╭─ STORED DATA

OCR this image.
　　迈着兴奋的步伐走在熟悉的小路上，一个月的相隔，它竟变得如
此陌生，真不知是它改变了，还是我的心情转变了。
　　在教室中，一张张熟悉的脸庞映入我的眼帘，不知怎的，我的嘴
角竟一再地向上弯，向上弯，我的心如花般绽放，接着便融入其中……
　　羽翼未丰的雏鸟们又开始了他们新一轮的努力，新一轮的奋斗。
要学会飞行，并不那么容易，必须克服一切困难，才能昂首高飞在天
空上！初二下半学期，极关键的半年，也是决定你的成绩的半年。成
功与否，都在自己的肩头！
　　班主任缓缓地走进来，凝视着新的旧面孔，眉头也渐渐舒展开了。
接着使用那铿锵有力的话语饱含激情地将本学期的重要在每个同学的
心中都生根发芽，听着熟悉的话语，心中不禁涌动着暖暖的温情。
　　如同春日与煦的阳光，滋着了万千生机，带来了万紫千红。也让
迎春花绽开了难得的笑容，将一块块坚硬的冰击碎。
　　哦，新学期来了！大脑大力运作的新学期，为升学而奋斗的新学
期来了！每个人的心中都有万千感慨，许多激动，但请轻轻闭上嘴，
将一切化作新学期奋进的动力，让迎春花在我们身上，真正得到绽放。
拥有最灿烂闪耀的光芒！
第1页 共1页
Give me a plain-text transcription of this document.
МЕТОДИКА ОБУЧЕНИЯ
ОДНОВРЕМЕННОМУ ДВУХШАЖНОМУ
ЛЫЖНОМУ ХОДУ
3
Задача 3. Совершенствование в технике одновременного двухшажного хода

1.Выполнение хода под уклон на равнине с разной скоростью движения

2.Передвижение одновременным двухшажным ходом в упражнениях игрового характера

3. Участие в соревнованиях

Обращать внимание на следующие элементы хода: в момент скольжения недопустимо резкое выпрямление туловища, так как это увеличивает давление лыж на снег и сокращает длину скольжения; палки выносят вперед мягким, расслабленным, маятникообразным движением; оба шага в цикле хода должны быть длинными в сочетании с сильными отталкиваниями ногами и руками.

╰─

_DIRECTIONS_. Extract each line of the listing above, copying it word for word.

_TASK RESPONSE_.
OCR this image.
　　迈着兴奋的步伐走在熟悉的小路上，一个月的相隔，它竟变得如
此陌生，真不知是它改变了，还是我的心情转变了。
　　在教室中，一张张熟悉的脸庞映入我的眼帘，不知怎的，我的嘴
角竟一再地向上弯，向上弯，我的心如花般绽放，接着便融入其中……
　　羽翼未丰的雏鸟们又开始了他们新一轮的努力，新一轮的奋斗。
要学会飞行，并不那么容易，必须克服一切困难，才能昂首高飞在天
空上！初二下半学期，极关键的半年，也是决定你的成绩的半年。成
功与否，都在自己的肩头！
　　班主任缓缓地走进来，凝视着新的旧面孔，眉头也渐渐舒展开了。
接着使用那铿锵有力的话语饱含激情地将本学期的重要在每个同学的
心中都生根发芽，听着熟悉的话语，心中不禁涌动着暖暖的温情。
　　如同春日与煦的阳光，滋着了万千生机，带来了万紫千红。也让
迎春花绽开了难得的笑容，将一块块坚硬的冰击碎。
　　哦，新学期来了！大脑大力运作的新学期，为升学而奋斗的新学
期来了！每个人的心中都有万千感慨，许多激动，但请轻轻闭上嘴，
将一切化作新学期奋进的动力，让迎春花在我们身上，真正得到绽放。
拥有最灿烂闪耀的光芒！
第1页 共1页
Give me a plain-text transcription of this document.
МЕТОДИКА ОБУЧЕНИЯ
ОДНОВРЕМЕННОМУ ДВУХШАЖНОМУ
ЛЫЖНОМУ ХОДУ
3
Задача 3. Совершенствование в технике одновременного двухшажного хода

1.Выполнение хода под уклон на равнине с разной скоростью движения

2.Передвижение одновременным двухшажным ходом в упражнениях игрового характера

3. Участие в соревнованиях

Обращать внимание на следующие элементы хода: в момент скольжения недопустимо резкое выпрямление туловища, так как это увеличивает давление лыж на снег и сокращает длину скольжения; палки выносят вперед мягким, расслабленным, маятникообразным движением; оба шага в цикле хода должны быть длинными в сочетании с сильными отталкиваниями ногами и руками.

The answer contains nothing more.